Stored data
----------------------------------------
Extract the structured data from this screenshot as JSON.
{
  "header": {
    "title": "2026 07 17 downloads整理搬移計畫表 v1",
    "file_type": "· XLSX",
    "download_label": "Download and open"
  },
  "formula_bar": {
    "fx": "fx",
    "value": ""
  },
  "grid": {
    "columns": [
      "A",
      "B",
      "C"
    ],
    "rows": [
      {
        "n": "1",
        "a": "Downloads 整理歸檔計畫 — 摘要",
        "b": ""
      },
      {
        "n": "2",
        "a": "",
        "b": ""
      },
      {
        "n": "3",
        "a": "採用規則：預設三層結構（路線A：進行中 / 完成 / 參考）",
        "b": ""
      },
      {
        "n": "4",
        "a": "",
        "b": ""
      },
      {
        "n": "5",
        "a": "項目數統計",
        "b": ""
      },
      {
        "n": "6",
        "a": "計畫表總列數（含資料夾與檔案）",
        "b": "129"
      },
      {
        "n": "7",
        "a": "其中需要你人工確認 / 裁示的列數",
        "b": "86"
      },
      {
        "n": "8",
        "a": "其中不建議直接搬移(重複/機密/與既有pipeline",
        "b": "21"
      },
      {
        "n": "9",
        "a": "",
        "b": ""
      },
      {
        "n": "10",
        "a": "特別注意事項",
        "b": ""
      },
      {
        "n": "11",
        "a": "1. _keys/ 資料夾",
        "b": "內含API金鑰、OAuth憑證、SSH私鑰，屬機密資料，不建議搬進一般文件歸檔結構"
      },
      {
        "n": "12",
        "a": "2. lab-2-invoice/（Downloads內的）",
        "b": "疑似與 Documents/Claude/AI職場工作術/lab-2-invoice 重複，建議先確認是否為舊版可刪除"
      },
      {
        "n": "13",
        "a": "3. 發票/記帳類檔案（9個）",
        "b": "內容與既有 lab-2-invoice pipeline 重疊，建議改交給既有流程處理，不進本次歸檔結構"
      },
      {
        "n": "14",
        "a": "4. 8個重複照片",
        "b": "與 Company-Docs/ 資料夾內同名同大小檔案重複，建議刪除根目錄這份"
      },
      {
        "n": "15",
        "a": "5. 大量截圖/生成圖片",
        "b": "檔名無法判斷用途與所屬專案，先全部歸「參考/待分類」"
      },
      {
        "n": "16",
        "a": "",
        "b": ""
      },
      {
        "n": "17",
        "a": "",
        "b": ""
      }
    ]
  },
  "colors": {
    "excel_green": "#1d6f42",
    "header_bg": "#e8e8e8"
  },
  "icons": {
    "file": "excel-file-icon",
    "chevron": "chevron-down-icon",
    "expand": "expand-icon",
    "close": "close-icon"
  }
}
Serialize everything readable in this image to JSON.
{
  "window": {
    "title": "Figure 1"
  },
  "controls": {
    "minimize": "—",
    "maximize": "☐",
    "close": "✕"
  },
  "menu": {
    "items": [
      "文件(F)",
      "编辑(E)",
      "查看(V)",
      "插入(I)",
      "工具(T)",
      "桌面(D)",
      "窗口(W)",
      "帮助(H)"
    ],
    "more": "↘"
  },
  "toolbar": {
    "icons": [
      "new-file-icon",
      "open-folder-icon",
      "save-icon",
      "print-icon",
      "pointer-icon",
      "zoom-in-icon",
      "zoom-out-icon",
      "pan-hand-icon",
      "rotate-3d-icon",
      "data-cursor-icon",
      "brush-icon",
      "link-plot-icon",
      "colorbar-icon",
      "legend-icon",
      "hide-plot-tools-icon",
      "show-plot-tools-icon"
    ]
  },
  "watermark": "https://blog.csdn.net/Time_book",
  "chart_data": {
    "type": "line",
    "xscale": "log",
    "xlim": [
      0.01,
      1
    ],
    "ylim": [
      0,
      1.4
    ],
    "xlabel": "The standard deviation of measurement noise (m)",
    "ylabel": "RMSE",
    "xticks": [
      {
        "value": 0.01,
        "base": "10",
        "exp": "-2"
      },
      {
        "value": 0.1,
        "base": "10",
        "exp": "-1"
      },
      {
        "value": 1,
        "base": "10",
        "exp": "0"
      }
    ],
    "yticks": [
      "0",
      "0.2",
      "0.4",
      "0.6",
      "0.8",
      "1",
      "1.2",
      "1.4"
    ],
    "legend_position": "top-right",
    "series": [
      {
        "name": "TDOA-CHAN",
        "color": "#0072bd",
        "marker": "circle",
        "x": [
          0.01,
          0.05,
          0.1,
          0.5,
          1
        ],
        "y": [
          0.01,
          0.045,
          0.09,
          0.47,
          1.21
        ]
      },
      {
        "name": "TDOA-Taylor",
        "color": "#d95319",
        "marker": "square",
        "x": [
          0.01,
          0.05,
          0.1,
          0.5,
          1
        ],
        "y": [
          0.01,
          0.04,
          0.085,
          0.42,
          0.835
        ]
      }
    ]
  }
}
----------------------------------------
# Prompt
From the listing above, return each line with the word "open".

# Output of the exercise
    "download_label": "Download and open"
      "open-folder-icon",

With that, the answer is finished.